▼

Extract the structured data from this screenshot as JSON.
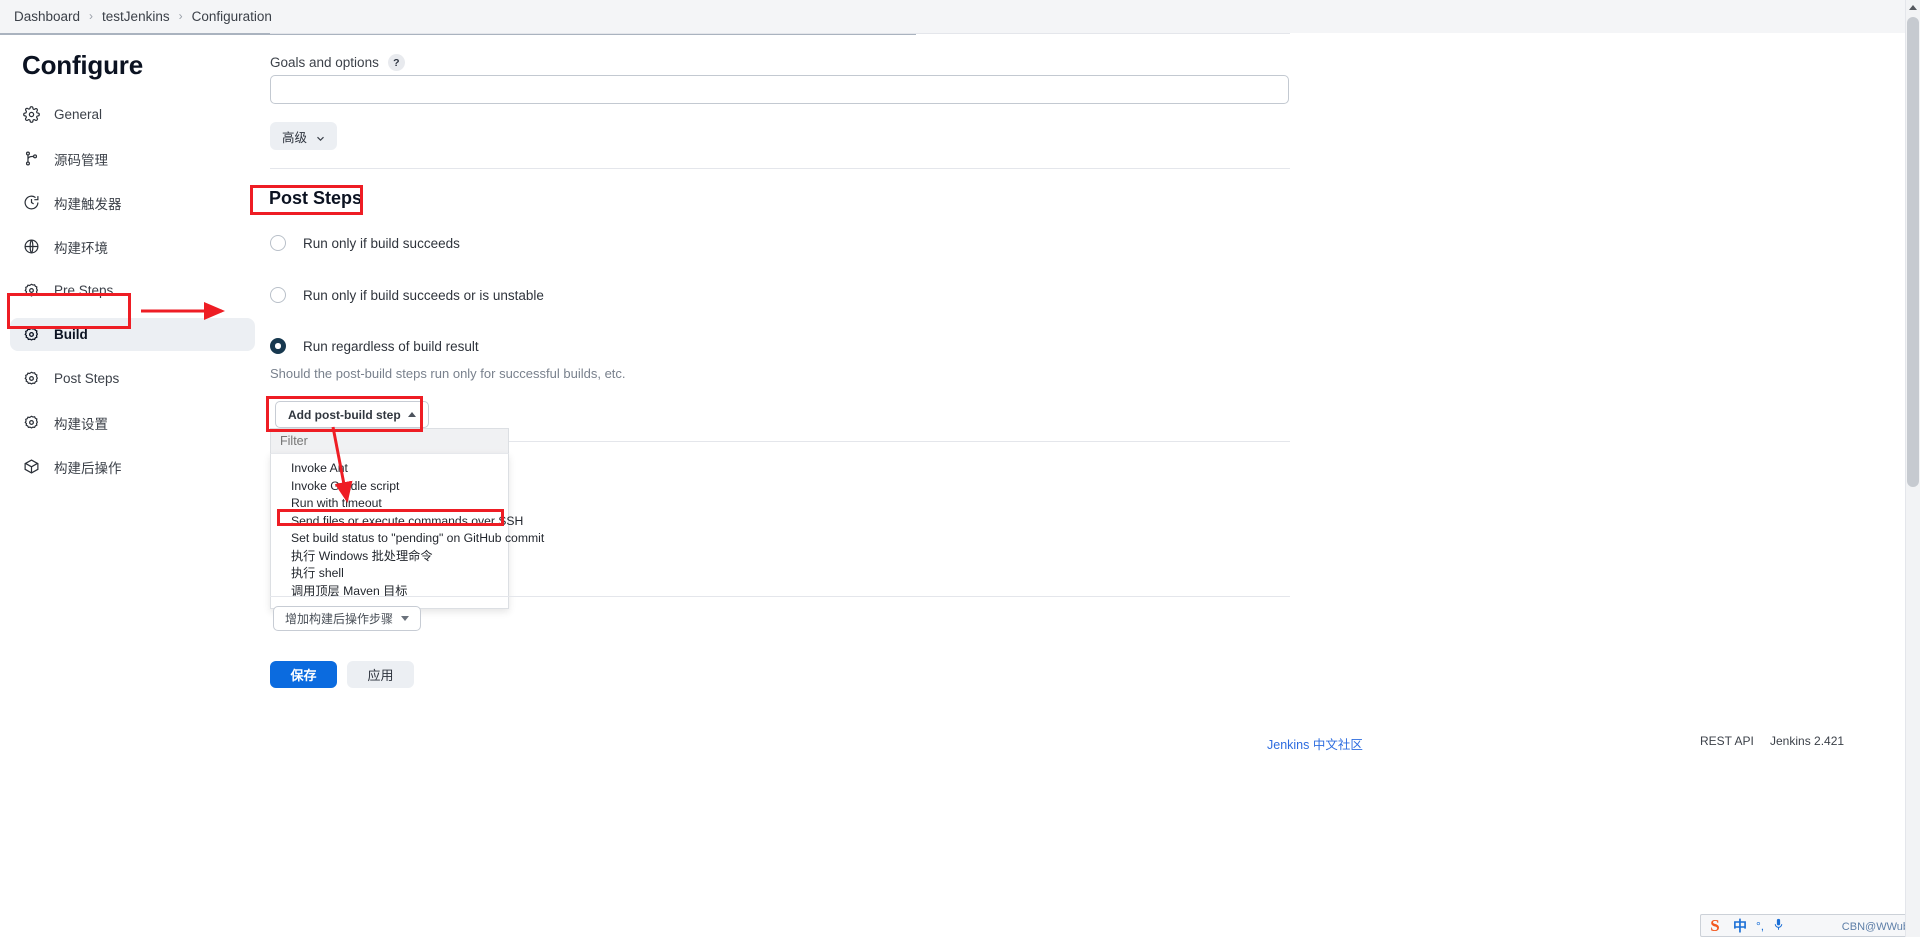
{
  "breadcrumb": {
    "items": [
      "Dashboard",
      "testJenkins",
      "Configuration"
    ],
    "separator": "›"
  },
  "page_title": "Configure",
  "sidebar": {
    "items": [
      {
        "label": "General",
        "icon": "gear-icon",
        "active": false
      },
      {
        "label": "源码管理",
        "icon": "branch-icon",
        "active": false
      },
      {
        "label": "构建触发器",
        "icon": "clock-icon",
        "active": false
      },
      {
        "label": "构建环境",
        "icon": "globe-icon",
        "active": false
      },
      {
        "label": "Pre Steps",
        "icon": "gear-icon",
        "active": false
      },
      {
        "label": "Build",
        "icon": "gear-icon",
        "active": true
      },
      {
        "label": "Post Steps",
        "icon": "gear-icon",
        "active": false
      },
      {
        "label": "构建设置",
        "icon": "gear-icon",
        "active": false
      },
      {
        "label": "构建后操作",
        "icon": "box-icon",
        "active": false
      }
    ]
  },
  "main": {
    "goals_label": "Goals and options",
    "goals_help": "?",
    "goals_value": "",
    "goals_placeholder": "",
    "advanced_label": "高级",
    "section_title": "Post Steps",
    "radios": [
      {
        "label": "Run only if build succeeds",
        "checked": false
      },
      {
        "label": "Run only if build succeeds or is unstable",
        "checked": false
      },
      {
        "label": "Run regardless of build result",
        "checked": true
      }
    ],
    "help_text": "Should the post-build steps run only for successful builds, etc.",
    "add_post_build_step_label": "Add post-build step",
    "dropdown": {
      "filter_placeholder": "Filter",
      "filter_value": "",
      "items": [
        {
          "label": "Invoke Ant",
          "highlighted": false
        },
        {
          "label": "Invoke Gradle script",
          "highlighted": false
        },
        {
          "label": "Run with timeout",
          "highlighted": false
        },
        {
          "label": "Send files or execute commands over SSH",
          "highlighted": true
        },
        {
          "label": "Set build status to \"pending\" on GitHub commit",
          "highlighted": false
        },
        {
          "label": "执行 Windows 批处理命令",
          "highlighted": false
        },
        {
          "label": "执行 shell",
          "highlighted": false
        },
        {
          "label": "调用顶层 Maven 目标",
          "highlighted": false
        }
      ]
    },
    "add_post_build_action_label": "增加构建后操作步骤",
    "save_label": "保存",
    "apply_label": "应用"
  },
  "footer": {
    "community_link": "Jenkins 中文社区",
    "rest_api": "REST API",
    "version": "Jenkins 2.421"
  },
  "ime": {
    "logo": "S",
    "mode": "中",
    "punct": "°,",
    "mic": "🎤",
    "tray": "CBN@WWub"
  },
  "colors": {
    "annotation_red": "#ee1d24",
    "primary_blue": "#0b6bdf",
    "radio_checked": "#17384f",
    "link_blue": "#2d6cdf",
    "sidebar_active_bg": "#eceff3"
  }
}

▲

▸ **Problem**
Are you able to set down all the lines above exactly, without any pictures?

▸ **Exercise solution**
Extract the structured data from this screenshot as JSON.
{
  "breadcrumb": {
    "items": [
      "Dashboard",
      "testJenkins",
      "Configuration"
    ],
    "separator": "›"
  },
  "page_title": "Configure",
  "sidebar": {
    "items": [
      {
        "label": "General",
        "icon": "gear-icon",
        "active": false
      },
      {
        "label": "源码管理",
        "icon": "branch-icon",
        "active": false
      },
      {
        "label": "构建触发器",
        "icon": "clock-icon",
        "active": false
      },
      {
        "label": "构建环境",
        "icon": "globe-icon",
        "active": false
      },
      {
        "label": "Pre Steps",
        "icon": "gear-icon",
        "active": false
      },
      {
        "label": "Build",
        "icon": "gear-icon",
        "active": true
      },
      {
        "label": "Post Steps",
        "icon": "gear-icon",
        "active": false
      },
      {
        "label": "构建设置",
        "icon": "gear-icon",
        "active": false
      },
      {
        "label": "构建后操作",
        "icon": "box-icon",
        "active": false
      }
    ]
  },
  "main": {
    "goals_label": "Goals and options",
    "goals_help": "?",
    "goals_value": "",
    "goals_placeholder": "",
    "advanced_label": "高级",
    "section_title": "Post Steps",
    "radios": [
      {
        "label": "Run only if build succeeds",
        "checked": false
      },
      {
        "label": "Run only if build succeeds or is unstable",
        "checked": false
      },
      {
        "label": "Run regardless of build result",
        "checked": true
      }
    ],
    "help_text": "Should the post-build steps run only for successful builds, etc.",
    "add_post_build_step_label": "Add post-build step",
    "dropdown": {
      "filter_placeholder": "Filter",
      "filter_value": "",
      "items": [
        {
          "label": "Invoke Ant",
          "highlighted": false
        },
        {
          "label": "Invoke Gradle script",
          "highlighted": false
        },
        {
          "label": "Run with timeout",
          "highlighted": false
        },
        {
          "label": "Send files or execute commands over SSH",
          "highlighted": true
        },
        {
          "label": "Set build status to \"pending\" on GitHub commit",
          "highlighted": false
        },
        {
          "label": "执行 Windows 批处理命令",
          "highlighted": false
        },
        {
          "label": "执行 shell",
          "highlighted": false
        },
        {
          "label": "调用顶层 Maven 目标",
          "highlighted": false
        }
      ]
    },
    "add_post_build_action_label": "增加构建后操作步骤",
    "save_label": "保存",
    "apply_label": "应用"
  },
  "footer": {
    "community_link": "Jenkins 中文社区",
    "rest_api": "REST API",
    "version": "Jenkins 2.421"
  },
  "ime": {
    "logo": "S",
    "mode": "中",
    "punct": "°,",
    "mic": "🎤",
    "tray": "CBN@WWub"
  },
  "colors": {
    "annotation_red": "#ee1d24",
    "primary_blue": "#0b6bdf",
    "radio_checked": "#17384f",
    "link_blue": "#2d6cdf",
    "sidebar_active_bg": "#eceff3"
  }
}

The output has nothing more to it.